**Problem to solve**
Drop every picture and give the entries back exactly.

# START OF Extracted records

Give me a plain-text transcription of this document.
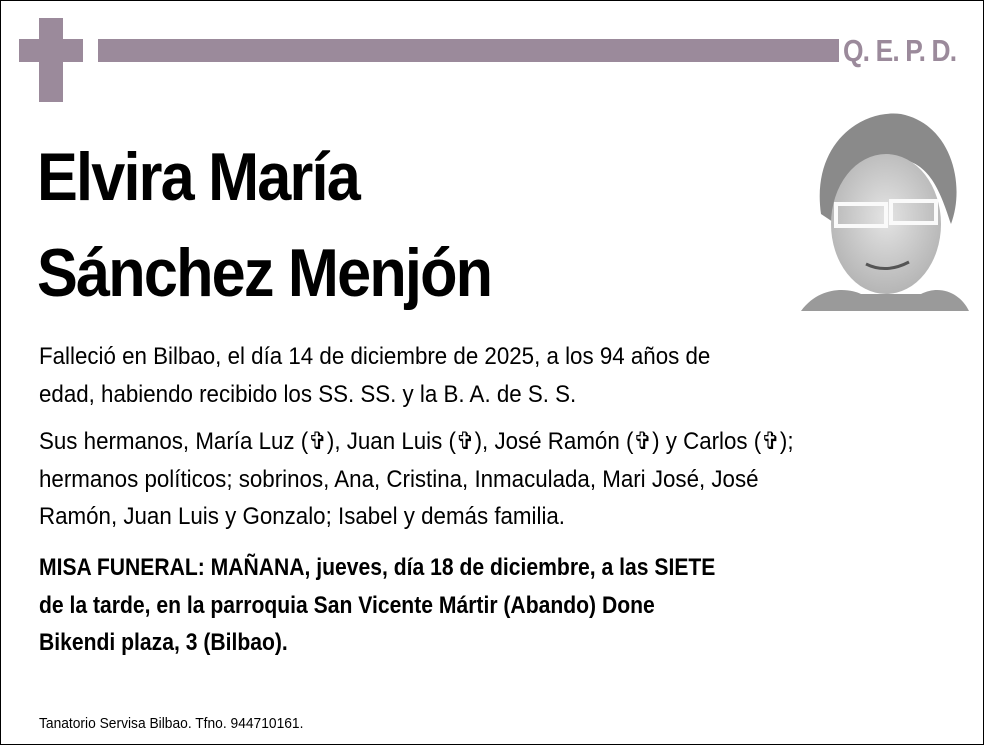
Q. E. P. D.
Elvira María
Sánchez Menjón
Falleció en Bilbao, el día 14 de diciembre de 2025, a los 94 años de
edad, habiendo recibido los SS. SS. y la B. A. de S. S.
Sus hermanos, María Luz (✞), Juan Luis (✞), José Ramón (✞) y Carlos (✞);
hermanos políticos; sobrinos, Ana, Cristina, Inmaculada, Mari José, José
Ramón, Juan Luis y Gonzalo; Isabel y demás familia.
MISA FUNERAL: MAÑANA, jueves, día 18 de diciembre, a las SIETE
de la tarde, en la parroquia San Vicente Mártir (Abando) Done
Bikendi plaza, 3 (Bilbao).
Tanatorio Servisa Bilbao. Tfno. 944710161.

# END OF Extracted records

**Written response**
Give me a plain-text transcription of this document.
Q. E. P. D.
Elvira María
Sánchez Menjón
Falleció en Bilbao, el día 14 de diciembre de 2025, a los 94 años de
edad, habiendo recibido los SS. SS. y la B. A. de S. S.
Sus hermanos, María Luz (✞), Juan Luis (✞), José Ramón (✞) y Carlos (✞);
hermanos políticos; sobrinos, Ana, Cristina, Inmaculada, Mari José, José
Ramón, Juan Luis y Gonzalo; Isabel y demás familia.
MISA FUNERAL: MAÑANA, jueves, día 18 de diciembre, a las SIETE
de la tarde, en la parroquia San Vicente Mártir (Abando) Done
Bikendi plaza, 3 (Bilbao).
Tanatorio Servisa Bilbao. Tfno. 944710161.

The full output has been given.